> **ENTRIES SHOWN**

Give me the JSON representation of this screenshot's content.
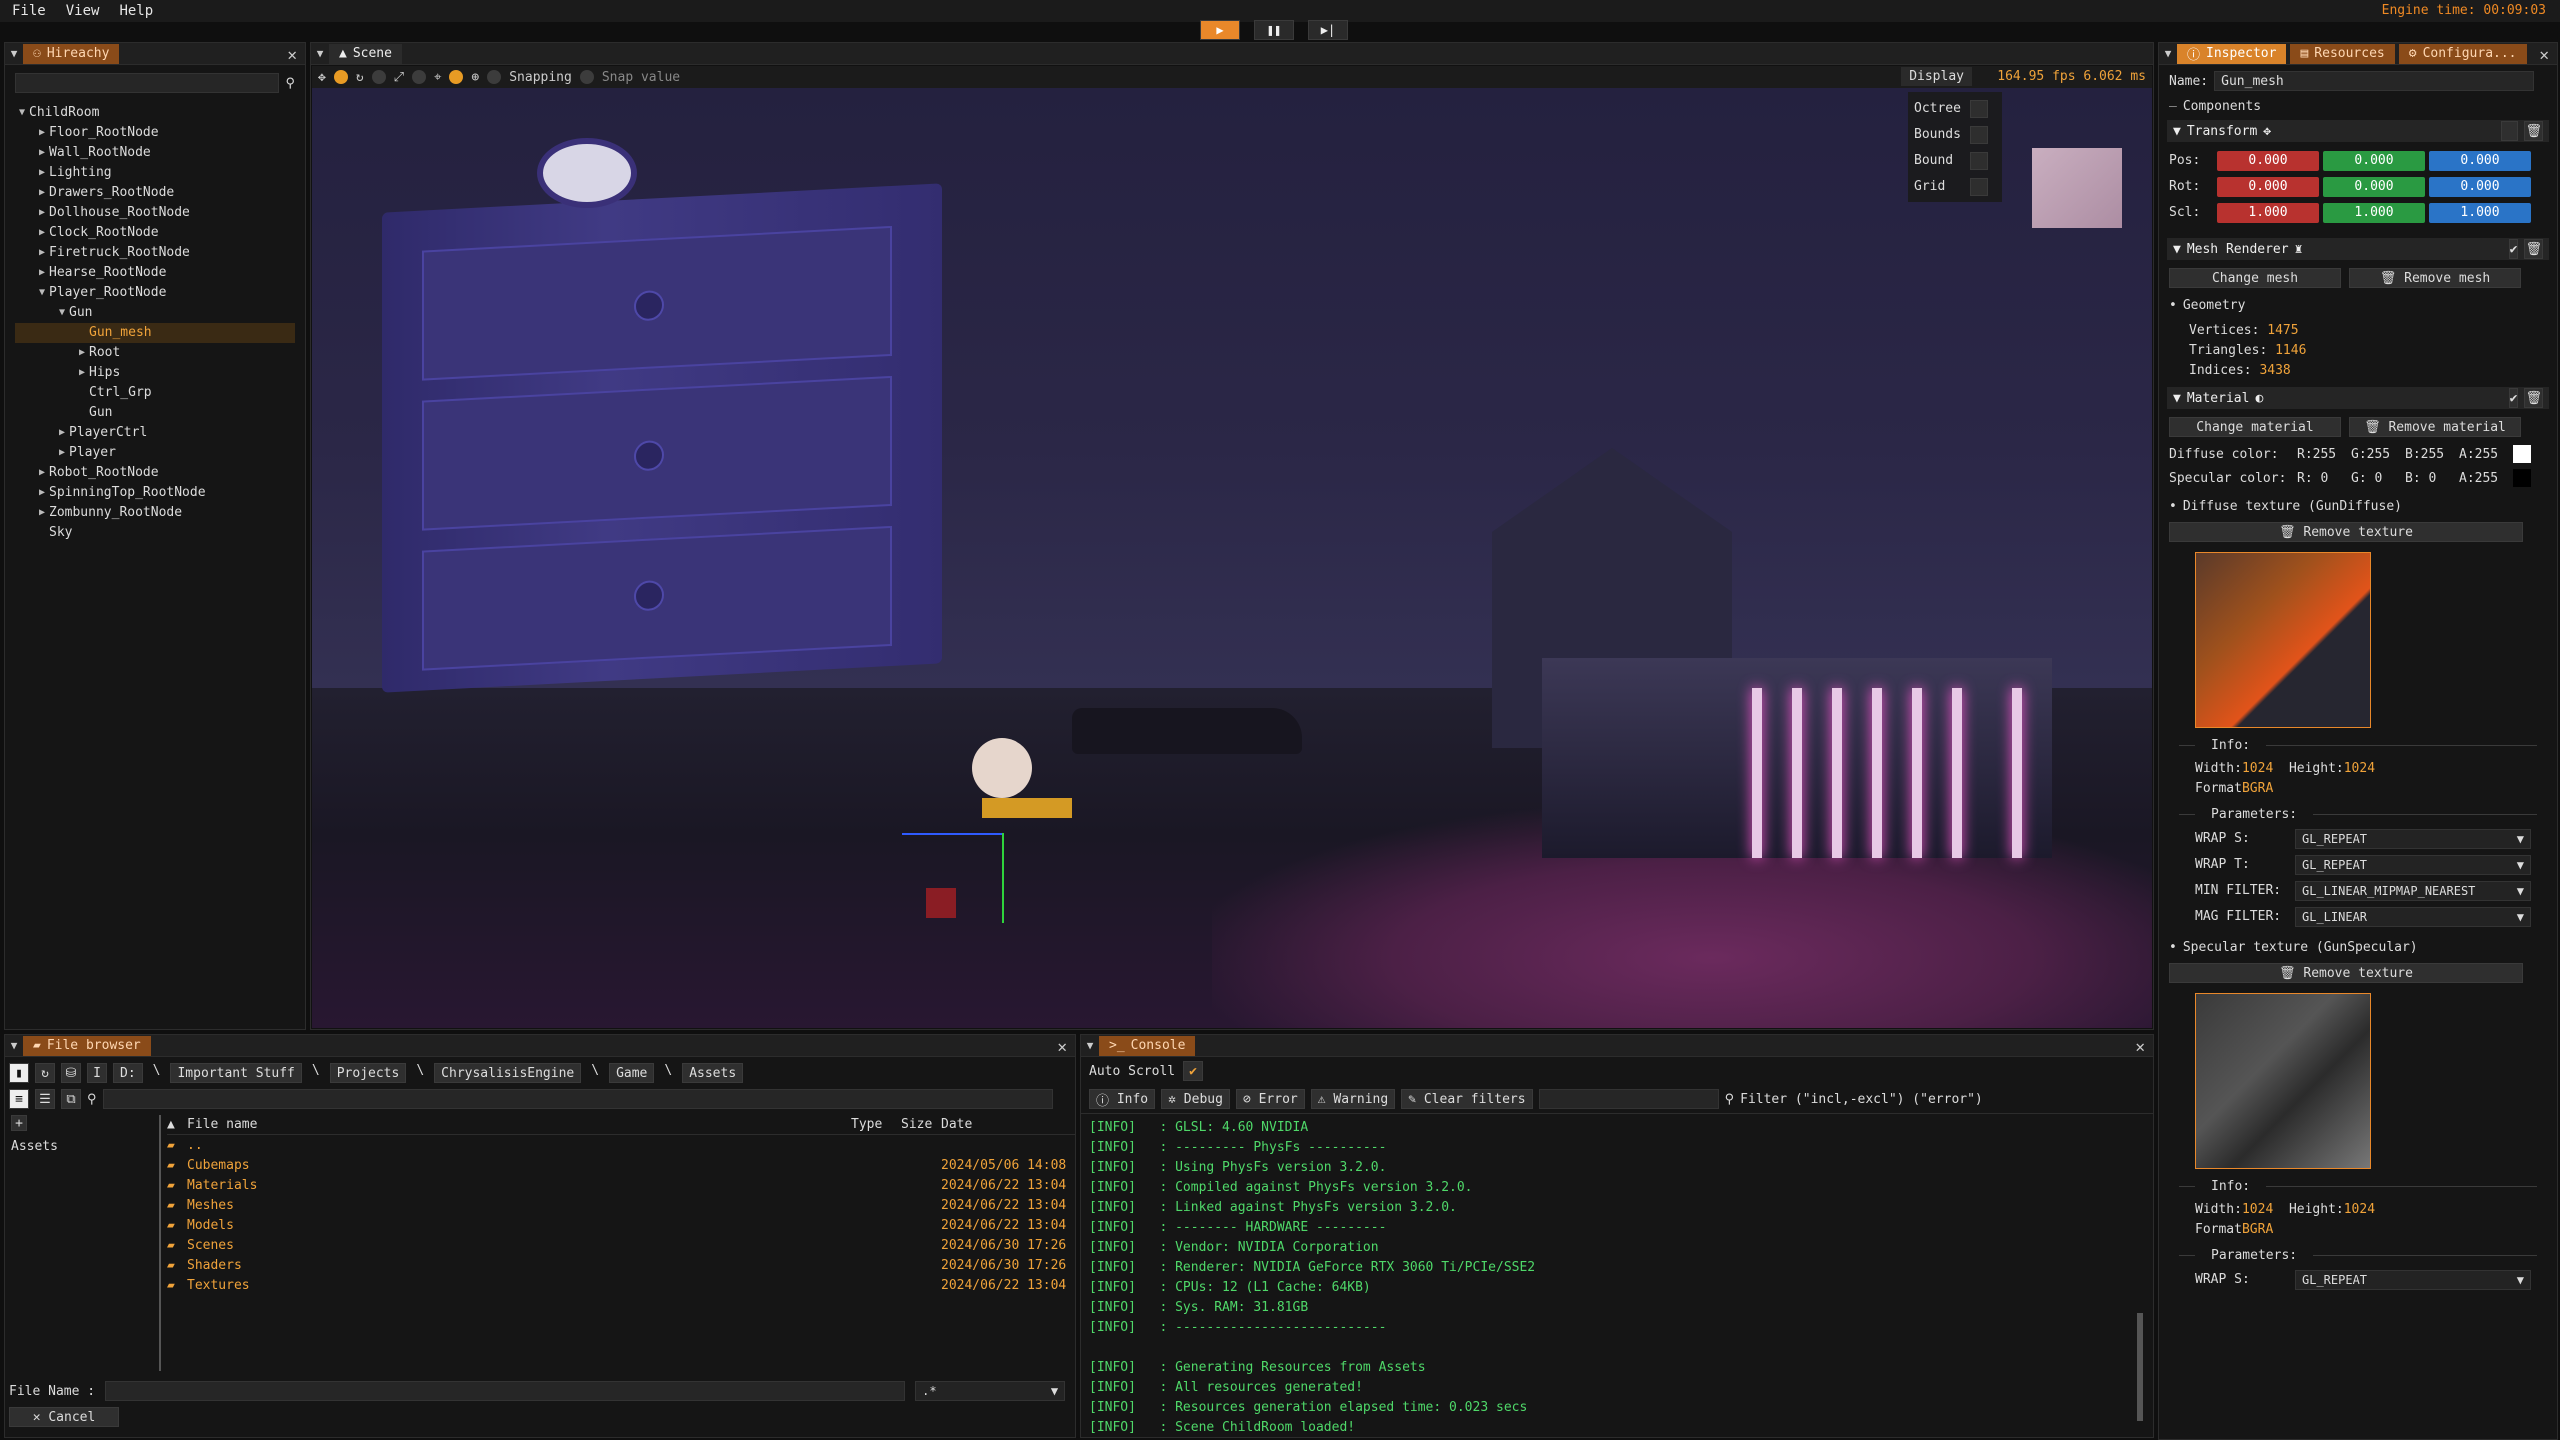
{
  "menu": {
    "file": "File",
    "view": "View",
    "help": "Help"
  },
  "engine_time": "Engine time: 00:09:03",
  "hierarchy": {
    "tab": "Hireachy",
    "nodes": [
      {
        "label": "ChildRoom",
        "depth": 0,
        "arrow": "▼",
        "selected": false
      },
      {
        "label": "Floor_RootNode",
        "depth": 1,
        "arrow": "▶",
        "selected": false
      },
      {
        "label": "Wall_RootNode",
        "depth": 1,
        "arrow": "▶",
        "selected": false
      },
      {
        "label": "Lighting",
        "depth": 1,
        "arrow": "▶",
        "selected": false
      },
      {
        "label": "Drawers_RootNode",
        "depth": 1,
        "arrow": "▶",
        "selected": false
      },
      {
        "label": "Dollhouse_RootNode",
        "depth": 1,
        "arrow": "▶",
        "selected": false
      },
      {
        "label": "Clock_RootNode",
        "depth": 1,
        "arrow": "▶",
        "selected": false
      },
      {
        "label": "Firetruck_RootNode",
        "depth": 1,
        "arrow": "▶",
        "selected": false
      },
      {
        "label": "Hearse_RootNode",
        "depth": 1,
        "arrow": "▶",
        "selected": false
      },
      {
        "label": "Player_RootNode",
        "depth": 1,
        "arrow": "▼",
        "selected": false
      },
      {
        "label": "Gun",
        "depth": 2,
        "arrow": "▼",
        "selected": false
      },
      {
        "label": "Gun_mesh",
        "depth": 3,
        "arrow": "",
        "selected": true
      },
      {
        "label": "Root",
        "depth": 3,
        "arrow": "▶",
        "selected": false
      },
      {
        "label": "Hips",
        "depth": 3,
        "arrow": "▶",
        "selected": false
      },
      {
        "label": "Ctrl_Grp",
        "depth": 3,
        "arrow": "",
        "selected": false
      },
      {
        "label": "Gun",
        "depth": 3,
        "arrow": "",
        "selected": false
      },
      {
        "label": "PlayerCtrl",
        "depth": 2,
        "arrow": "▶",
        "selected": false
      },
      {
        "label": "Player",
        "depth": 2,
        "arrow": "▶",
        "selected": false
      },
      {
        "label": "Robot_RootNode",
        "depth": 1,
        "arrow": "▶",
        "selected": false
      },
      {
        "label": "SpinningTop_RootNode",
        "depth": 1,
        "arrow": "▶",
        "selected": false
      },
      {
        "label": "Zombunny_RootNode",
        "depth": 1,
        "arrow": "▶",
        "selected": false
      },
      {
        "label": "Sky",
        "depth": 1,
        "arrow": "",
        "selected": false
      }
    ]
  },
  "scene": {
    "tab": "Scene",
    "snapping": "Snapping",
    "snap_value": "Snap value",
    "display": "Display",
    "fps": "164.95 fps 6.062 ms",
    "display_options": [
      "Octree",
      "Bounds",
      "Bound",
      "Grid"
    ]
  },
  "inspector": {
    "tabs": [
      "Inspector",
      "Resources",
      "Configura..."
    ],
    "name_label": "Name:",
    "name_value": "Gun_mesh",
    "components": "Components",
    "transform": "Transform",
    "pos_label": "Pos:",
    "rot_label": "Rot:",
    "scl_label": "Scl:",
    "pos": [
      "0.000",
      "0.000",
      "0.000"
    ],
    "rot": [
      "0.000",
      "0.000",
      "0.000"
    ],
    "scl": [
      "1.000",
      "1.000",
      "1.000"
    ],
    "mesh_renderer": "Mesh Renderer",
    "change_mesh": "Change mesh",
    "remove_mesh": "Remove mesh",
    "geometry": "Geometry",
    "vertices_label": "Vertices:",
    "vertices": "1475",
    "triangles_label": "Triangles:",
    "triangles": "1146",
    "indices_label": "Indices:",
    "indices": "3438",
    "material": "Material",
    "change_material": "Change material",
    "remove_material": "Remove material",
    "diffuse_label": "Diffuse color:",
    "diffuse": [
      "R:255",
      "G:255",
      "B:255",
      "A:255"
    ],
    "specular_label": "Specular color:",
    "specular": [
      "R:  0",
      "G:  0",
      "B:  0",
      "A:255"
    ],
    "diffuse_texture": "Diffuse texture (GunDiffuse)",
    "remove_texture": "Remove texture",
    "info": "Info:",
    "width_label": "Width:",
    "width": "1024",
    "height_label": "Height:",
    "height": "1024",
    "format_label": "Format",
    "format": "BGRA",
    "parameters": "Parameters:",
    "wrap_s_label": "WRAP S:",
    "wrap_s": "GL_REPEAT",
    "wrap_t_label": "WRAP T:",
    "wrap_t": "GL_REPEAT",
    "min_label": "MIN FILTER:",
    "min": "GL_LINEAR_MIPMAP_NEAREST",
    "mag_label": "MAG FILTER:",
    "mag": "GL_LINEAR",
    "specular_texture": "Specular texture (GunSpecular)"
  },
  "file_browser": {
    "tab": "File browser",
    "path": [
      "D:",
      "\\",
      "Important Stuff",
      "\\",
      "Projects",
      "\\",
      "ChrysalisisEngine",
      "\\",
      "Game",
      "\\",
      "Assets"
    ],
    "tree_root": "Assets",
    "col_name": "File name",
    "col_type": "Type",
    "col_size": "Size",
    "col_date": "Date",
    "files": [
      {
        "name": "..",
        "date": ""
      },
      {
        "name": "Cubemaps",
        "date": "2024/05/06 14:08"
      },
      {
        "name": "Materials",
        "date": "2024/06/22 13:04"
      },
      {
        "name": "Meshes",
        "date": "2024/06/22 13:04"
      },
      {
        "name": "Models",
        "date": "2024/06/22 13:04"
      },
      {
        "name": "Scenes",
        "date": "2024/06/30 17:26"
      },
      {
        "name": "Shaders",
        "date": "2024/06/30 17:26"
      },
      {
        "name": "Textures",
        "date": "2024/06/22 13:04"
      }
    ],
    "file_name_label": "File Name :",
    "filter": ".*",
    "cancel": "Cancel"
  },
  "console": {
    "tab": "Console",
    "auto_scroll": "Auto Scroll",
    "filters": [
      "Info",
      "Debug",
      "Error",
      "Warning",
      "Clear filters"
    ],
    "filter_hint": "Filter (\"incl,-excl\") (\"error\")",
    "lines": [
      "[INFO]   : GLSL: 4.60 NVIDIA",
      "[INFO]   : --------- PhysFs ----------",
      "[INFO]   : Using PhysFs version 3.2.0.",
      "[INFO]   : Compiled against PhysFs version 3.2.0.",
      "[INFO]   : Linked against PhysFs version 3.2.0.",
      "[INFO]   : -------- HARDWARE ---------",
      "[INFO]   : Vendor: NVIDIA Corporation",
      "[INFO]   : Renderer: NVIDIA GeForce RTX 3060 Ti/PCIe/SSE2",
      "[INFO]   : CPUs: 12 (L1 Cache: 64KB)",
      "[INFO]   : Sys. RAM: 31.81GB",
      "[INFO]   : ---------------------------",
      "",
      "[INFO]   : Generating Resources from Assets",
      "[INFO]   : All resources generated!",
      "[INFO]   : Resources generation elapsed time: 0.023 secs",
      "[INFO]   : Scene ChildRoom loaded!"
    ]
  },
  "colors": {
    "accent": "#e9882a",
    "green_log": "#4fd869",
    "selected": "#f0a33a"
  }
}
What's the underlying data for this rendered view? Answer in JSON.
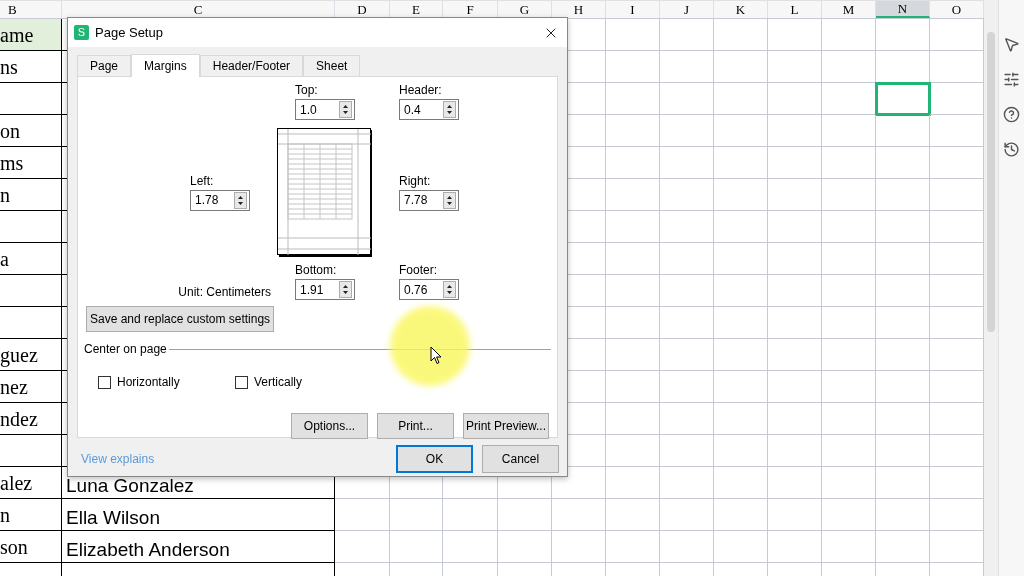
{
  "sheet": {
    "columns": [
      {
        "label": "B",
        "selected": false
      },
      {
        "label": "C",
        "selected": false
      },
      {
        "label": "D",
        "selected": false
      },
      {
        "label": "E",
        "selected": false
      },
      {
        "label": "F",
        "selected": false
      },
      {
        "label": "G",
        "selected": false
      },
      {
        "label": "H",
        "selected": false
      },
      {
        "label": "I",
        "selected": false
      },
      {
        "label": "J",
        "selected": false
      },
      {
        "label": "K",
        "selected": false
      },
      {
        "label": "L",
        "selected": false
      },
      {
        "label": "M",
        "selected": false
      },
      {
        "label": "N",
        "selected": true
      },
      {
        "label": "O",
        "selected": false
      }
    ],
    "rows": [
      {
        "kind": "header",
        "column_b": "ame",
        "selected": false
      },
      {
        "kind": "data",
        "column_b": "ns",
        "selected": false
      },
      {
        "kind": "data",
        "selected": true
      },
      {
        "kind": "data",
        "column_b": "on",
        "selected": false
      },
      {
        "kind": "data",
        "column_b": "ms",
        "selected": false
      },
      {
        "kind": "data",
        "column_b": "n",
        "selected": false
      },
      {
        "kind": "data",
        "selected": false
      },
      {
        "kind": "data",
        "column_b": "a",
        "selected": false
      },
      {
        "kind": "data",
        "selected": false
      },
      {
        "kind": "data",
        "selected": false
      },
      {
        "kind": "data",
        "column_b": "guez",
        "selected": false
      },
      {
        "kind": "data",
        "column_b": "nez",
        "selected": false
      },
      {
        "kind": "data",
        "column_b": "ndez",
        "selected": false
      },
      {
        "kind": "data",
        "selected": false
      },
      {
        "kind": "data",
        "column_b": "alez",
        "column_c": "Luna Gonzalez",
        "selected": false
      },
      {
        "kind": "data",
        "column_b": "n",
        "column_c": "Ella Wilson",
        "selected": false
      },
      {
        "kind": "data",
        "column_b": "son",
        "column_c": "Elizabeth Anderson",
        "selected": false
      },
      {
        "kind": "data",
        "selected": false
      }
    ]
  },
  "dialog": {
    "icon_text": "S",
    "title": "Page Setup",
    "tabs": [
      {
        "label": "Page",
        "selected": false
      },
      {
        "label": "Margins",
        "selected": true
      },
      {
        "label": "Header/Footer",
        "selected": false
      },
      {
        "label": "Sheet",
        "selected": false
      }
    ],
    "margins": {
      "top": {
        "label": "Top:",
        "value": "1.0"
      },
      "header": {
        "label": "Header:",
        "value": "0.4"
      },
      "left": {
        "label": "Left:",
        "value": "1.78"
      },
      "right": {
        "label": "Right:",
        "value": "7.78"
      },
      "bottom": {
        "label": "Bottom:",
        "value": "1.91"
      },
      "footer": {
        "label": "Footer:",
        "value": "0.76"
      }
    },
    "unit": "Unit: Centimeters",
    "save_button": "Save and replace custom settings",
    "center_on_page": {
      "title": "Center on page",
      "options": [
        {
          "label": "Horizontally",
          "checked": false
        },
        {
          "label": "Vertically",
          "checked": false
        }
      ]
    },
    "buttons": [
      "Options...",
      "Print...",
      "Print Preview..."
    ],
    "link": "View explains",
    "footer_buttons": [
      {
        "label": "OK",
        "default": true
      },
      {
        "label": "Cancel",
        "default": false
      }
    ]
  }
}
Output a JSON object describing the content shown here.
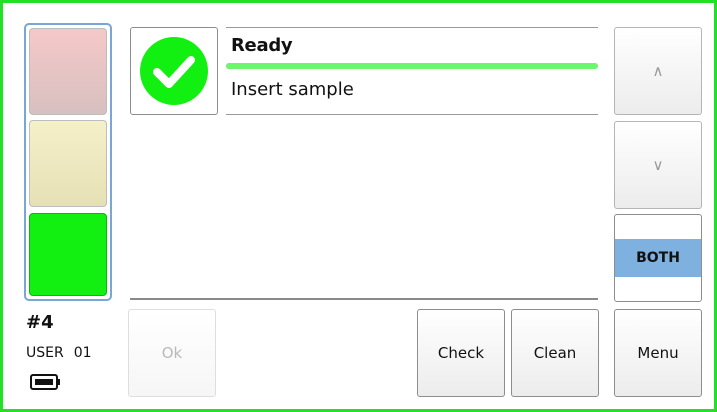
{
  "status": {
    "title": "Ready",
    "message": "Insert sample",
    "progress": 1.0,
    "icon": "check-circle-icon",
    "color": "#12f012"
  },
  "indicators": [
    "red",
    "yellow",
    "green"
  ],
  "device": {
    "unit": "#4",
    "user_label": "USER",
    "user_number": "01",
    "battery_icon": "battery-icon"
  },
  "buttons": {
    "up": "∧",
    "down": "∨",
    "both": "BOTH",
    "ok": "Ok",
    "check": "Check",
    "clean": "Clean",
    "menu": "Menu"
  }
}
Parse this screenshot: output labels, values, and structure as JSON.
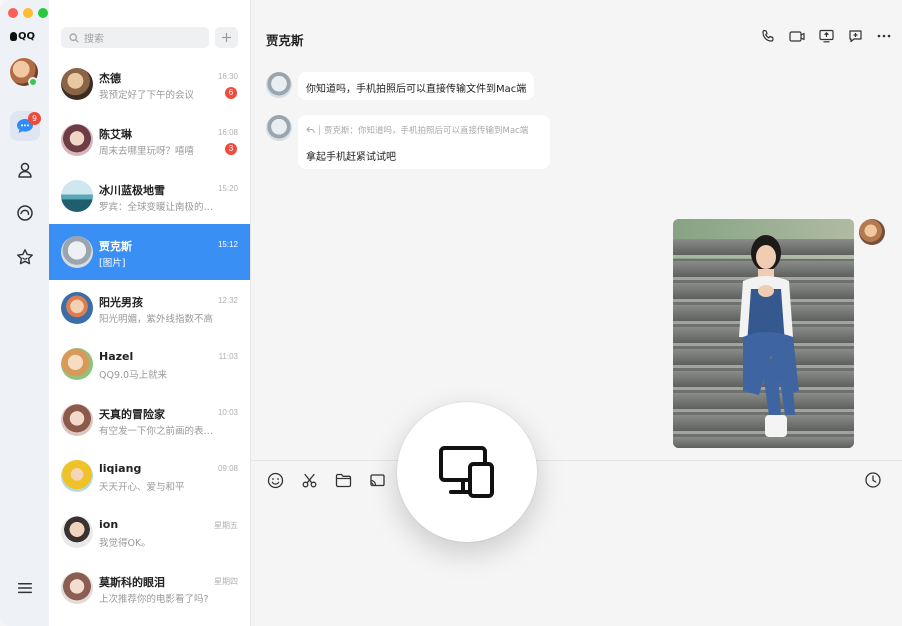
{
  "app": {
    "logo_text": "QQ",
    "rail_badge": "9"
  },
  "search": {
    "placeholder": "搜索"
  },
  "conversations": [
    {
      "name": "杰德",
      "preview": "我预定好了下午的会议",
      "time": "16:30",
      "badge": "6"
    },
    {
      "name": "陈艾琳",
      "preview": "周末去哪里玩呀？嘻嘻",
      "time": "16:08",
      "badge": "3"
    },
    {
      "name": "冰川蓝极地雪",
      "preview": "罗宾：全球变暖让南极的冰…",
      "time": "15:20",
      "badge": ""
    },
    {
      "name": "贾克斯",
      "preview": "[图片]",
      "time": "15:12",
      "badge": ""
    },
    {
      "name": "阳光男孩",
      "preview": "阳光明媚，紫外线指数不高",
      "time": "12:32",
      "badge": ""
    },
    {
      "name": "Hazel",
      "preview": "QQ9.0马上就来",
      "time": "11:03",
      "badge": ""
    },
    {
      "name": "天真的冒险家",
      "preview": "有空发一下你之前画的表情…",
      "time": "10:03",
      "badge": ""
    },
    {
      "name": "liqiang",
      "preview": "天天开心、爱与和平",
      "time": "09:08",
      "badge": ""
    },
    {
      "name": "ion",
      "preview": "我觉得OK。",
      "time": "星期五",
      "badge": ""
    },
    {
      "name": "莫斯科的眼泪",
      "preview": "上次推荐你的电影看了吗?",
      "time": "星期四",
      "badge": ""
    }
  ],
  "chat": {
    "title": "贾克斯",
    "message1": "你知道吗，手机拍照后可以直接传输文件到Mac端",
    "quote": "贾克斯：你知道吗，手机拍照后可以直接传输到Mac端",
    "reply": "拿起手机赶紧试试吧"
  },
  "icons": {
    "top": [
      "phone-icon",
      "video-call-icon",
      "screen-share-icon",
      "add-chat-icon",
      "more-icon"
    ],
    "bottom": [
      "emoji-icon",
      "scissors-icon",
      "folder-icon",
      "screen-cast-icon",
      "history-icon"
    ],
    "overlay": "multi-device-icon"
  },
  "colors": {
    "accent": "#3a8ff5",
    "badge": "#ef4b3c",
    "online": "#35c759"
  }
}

> **WHAT THE EXERCISE ASKS**
Search the records for the word "PhysFs". Copy every line that has it.

> **RESPONSE TO THE TASK**
      "[INFO]   : --------- PhysFs ----------",
      "[INFO]   : Using PhysFs version 3.2.0.",
      "[INFO]   : Compiled against PhysFs version 3.2.0.",
      "[INFO]   : Linked against PhysFs version 3.2.0.",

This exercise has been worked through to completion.